==== Exercise input
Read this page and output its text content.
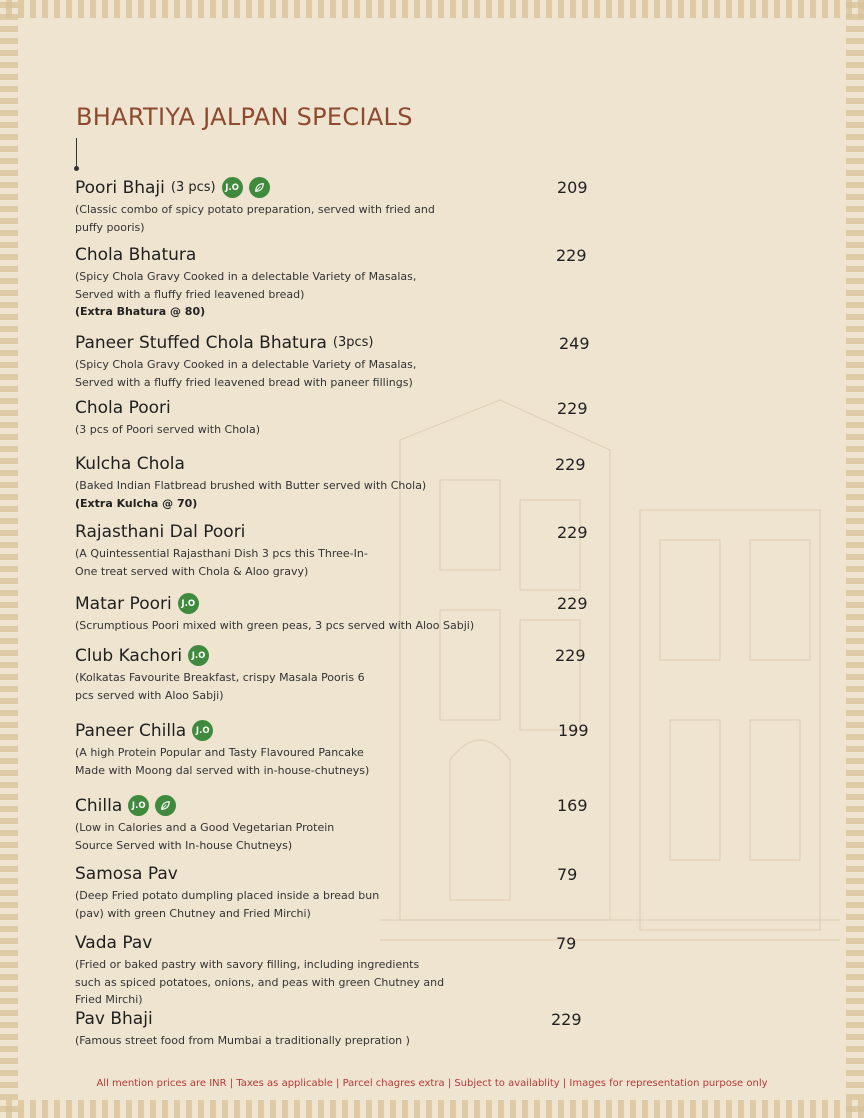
BHARTIYA JALPAN SPECIALS
Poori Bhaji (3 pcs)	J.O
(Classic combo of spicy potato preparation, served with fried and puffy pooris)
209
Chola Bhatura
(Spicy Chola Gravy Cooked in a delectable Variety of Masalas, Served with a fluffy fried leavened bread)
(Extra Bhatura @ 80)
229
Paneer Stuffed Chola Bhatura (3pcs)
(Spicy Chola Gravy Cooked in a delectable Variety of Masalas, Served with a fluffy fried leavened bread with paneer fillings)
249
Chola Poori
(3 pcs of Poori served with Chola)
229
Kulcha Chola
(Baked Indian Flatbread brushed with Butter served with Chola)
(Extra Kulcha @ 70)
229
Rajasthani Dal Poori
(A Quintessential Rajasthani Dish 3 pcs this Three-In-One treat served with Chola & Aloo gravy)
229
Matar Poori	J.O
(Scrumptious Poori mixed with green peas, 3 pcs served with Aloo Sabji)
229
Club Kachori	J.O
(Kolkatas Favourite Breakfast, crispy Masala Pooris 6 pcs served with Aloo Sabji)
229
Paneer Chilla	J.O
(A high Protein Popular and Tasty Flavoured Pancake Made with Moong dal served with in-house-chutneys)
199
Chilla	J.O
(Low in Calories and a Good Vegetarian Protein Source Served with In-house Chutneys)
169
Samosa Pav
(Deep Fried potato dumpling placed inside a bread bun (pav) with green Chutney and Fried Mirchi)
79
Vada Pav
(Fried or baked pastry with savory filling, including ingredients such as spiced potatoes, onions, and peas with green Chutney and Fried Mirchi)
79
Pav Bhaji
(Famous street food from Mumbai a traditionally prepration )
229
All mention prices are INR | Taxes as applicable | Parcel chagres extra | Subject to availablity | Images for representation purpose only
========
# [Exercise prompt]
Only the lines with the string "Sabji" are wanted; pick them out of the records above and copy them.

# [Solution for this exercise]
(Scrumptious Poori mixed with green peas, 3 pcs served with Aloo Sabji)
(Kolkatas Favourite Breakfast, crispy Masala Pooris 6 pcs served with Aloo Sabji)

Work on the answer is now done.